◆ Exercise directions ◆
In the data below, find every line with the string "name" and pull it out.

----

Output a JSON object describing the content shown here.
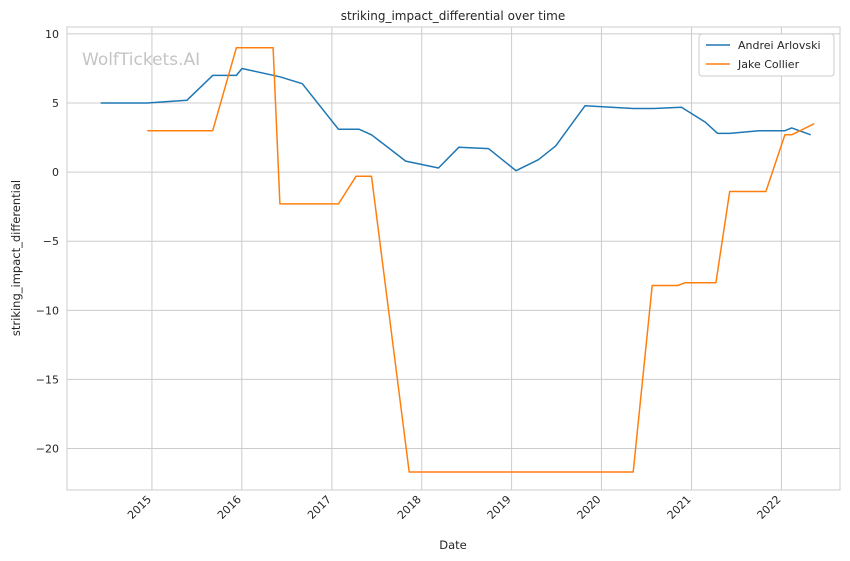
{
  "chart_data": {
    "type": "line",
    "title": "striking_impact_differential over time",
    "xlabel": "Date",
    "ylabel": "striking_impact_differential",
    "watermark": "WolfTickets.AI",
    "x_ticks": [
      "2015",
      "2016",
      "2017",
      "2018",
      "2019",
      "2020",
      "2021",
      "2022"
    ],
    "y_ticks": [
      10,
      5,
      0,
      -5,
      -10,
      -15,
      -20
    ],
    "xlim": [
      "2014-01-21",
      "2022-08-27"
    ],
    "ylim": [
      -23.0,
      10.5
    ],
    "grid": true,
    "legend": "top-right",
    "series": [
      {
        "name": "Andrei Arlovski",
        "color": "#1f77b4",
        "points": [
          [
            "2014-06-07",
            5.0
          ],
          [
            "2014-12-13",
            5.0
          ],
          [
            "2015-05-23",
            5.2
          ],
          [
            "2015-09-05",
            7.0
          ],
          [
            "2015-12-10",
            7.0
          ],
          [
            "2016-01-02",
            7.5
          ],
          [
            "2016-06-04",
            6.9
          ],
          [
            "2016-09-03",
            6.4
          ],
          [
            "2017-01-28",
            3.1
          ],
          [
            "2017-04-22",
            3.1
          ],
          [
            "2017-06-11",
            2.7
          ],
          [
            "2017-10-28",
            0.8
          ],
          [
            "2018-03-10",
            0.3
          ],
          [
            "2018-06-01",
            1.8
          ],
          [
            "2018-09-29",
            1.7
          ],
          [
            "2019-01-19",
            0.1
          ],
          [
            "2019-04-20",
            0.9
          ],
          [
            "2019-06-29",
            1.9
          ],
          [
            "2019-10-26",
            4.8
          ],
          [
            "2020-05-09",
            4.6
          ],
          [
            "2020-08-01",
            4.6
          ],
          [
            "2020-11-21",
            4.7
          ],
          [
            "2021-02-27",
            3.6
          ],
          [
            "2021-04-17",
            2.8
          ],
          [
            "2021-06-05",
            2.8
          ],
          [
            "2021-10-02",
            3.0
          ],
          [
            "2022-01-15",
            3.0
          ],
          [
            "2022-02-12",
            3.2
          ],
          [
            "2022-04-30",
            2.7
          ]
        ]
      },
      {
        "name": "Jake Collier",
        "color": "#ff7f0e",
        "points": [
          [
            "2014-12-13",
            3.0
          ],
          [
            "2015-09-05",
            3.0
          ],
          [
            "2015-12-10",
            9.0
          ],
          [
            "2016-05-07",
            9.0
          ],
          [
            "2016-06-04",
            -2.3
          ],
          [
            "2017-01-28",
            -2.3
          ],
          [
            "2017-04-09",
            -0.3
          ],
          [
            "2017-06-11",
            -0.3
          ],
          [
            "2017-11-11",
            -21.7
          ],
          [
            "2020-05-09",
            -21.7
          ],
          [
            "2020-07-25",
            -8.2
          ],
          [
            "2020-11-07",
            -8.2
          ],
          [
            "2020-12-05",
            -8.0
          ],
          [
            "2021-04-10",
            -8.0
          ],
          [
            "2021-06-05",
            -1.4
          ],
          [
            "2021-10-30",
            -1.4
          ],
          [
            "2022-01-15",
            2.7
          ],
          [
            "2022-02-12",
            2.7
          ],
          [
            "2022-05-14",
            3.5
          ]
        ]
      }
    ]
  }
}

----

◆ Response to the task ◆
        "name": "Andrei Arlovski",
        "name": "Jake Collier",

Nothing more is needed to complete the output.